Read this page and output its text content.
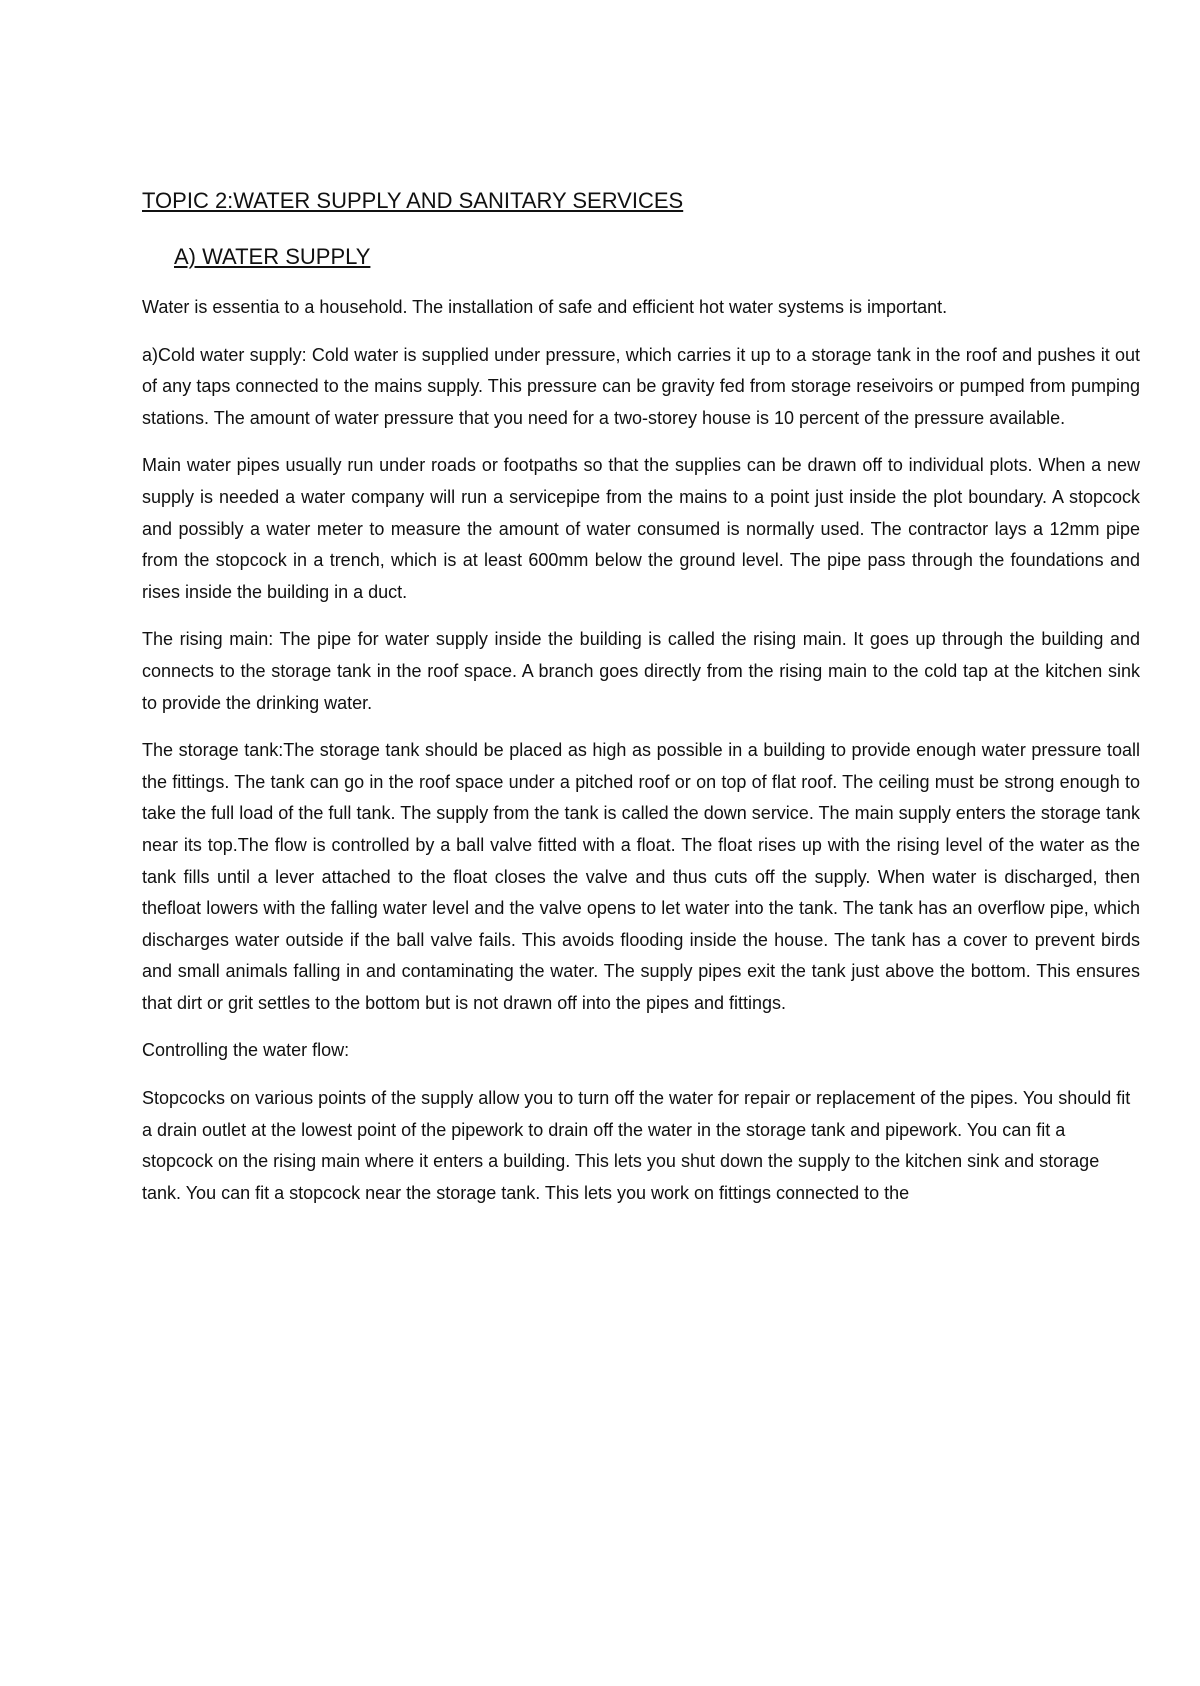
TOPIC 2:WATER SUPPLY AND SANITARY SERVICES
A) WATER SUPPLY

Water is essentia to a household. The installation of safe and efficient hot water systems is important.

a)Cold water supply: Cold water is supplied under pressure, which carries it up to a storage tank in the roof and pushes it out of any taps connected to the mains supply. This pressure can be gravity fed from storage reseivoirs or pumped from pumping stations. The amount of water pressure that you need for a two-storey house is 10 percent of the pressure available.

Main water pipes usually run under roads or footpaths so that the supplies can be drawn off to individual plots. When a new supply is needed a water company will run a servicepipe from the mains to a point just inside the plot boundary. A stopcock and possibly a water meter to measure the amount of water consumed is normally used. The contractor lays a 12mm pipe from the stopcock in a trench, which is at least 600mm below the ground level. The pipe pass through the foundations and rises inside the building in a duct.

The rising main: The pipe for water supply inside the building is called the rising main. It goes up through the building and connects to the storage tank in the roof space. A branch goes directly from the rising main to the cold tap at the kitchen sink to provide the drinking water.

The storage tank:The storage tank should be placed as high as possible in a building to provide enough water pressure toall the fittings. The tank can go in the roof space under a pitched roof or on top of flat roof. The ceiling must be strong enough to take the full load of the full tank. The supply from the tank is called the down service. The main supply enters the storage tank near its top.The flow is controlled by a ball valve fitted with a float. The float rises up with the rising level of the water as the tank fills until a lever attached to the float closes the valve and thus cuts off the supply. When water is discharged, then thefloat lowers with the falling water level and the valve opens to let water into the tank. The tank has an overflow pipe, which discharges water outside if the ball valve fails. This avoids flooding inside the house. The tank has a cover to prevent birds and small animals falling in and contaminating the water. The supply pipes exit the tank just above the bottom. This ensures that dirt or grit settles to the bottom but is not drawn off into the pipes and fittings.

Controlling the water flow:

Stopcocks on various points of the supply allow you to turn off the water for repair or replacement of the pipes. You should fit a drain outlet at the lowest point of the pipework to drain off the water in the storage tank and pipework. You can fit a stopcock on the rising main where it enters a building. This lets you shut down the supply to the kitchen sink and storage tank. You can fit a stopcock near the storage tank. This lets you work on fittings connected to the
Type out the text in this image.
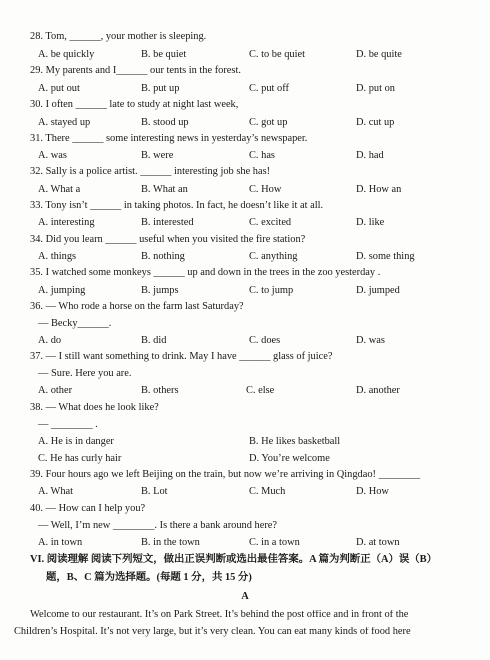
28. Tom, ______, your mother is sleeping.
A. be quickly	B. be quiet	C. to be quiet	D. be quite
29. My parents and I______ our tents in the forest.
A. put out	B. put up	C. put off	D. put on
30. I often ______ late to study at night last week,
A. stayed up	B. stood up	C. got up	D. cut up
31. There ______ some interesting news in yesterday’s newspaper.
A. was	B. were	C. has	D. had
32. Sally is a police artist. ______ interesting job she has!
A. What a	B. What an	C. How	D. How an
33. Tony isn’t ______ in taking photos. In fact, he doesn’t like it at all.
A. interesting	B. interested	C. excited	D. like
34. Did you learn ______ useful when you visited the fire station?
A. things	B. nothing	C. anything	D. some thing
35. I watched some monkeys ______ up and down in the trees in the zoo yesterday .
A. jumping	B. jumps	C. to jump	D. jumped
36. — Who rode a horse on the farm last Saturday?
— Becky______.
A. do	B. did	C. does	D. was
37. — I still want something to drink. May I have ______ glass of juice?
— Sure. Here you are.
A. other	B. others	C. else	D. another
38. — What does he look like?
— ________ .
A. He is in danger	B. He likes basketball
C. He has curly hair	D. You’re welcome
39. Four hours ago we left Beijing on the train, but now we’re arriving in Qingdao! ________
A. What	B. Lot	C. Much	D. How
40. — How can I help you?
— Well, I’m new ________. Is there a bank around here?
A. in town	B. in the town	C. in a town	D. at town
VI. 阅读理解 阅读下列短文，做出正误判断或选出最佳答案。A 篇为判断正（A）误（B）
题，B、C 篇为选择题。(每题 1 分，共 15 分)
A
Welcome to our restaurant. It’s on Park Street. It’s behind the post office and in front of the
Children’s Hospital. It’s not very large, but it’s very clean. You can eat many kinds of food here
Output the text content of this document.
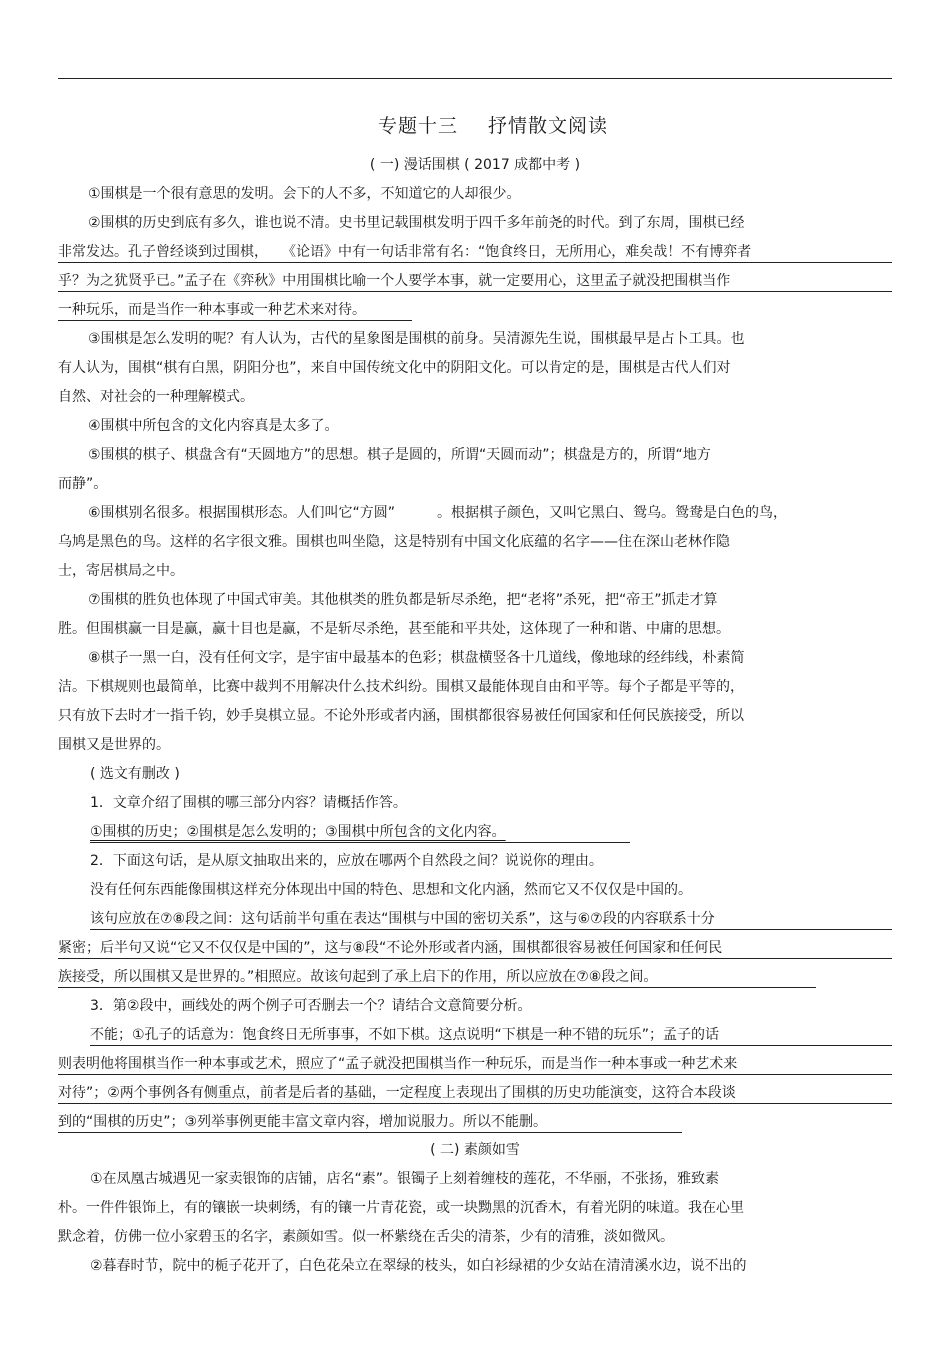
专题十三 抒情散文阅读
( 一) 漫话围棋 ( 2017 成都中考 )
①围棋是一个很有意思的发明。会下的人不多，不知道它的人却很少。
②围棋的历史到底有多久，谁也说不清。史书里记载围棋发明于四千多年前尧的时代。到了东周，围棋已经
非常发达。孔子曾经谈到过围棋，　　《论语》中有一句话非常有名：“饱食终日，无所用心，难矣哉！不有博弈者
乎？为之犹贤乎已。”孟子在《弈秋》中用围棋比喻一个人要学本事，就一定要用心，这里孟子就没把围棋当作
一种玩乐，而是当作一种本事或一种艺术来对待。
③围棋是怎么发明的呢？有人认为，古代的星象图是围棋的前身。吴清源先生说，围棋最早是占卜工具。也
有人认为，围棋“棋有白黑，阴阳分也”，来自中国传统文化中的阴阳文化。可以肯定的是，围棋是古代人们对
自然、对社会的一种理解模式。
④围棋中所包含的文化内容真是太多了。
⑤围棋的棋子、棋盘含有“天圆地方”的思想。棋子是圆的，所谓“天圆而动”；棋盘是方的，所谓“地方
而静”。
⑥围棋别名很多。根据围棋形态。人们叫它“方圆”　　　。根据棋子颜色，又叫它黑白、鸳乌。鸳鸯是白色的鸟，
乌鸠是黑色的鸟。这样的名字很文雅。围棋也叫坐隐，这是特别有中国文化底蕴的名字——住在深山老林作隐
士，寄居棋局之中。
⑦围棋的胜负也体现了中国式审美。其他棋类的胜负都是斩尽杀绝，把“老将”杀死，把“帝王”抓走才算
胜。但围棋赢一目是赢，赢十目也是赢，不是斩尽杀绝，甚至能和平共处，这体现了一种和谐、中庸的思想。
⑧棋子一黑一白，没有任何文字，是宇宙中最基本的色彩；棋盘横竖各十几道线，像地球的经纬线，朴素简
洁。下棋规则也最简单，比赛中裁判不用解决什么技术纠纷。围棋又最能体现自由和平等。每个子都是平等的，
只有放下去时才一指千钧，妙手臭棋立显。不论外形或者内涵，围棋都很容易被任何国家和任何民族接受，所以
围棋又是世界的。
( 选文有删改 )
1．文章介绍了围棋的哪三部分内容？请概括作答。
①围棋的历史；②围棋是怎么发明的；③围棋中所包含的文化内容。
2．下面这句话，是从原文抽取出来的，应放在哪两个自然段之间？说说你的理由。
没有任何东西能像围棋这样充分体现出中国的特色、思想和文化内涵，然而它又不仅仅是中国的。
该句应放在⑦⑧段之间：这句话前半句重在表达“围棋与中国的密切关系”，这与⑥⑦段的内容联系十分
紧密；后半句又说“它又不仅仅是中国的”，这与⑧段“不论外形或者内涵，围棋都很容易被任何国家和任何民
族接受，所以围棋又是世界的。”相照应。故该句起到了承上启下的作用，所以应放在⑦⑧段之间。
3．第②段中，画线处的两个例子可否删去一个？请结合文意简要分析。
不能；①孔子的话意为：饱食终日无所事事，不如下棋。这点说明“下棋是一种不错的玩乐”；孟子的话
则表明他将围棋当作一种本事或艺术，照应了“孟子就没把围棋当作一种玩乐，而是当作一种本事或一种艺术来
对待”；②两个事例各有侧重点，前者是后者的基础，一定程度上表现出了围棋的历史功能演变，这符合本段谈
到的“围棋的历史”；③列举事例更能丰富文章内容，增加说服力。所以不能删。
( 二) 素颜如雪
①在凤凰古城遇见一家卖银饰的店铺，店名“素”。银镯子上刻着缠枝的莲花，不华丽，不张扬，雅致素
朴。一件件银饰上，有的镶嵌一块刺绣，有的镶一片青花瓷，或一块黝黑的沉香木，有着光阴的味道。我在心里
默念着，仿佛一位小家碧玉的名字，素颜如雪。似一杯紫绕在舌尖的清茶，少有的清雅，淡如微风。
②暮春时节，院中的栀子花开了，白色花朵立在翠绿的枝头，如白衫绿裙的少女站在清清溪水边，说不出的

Task description
Look through the entries above. Extract each line with the word "What".

Exercise result
A. What a	B. What an	C. How	D. How an
38. — What does he look like?
A. What	B. Lot	C. Much	D. How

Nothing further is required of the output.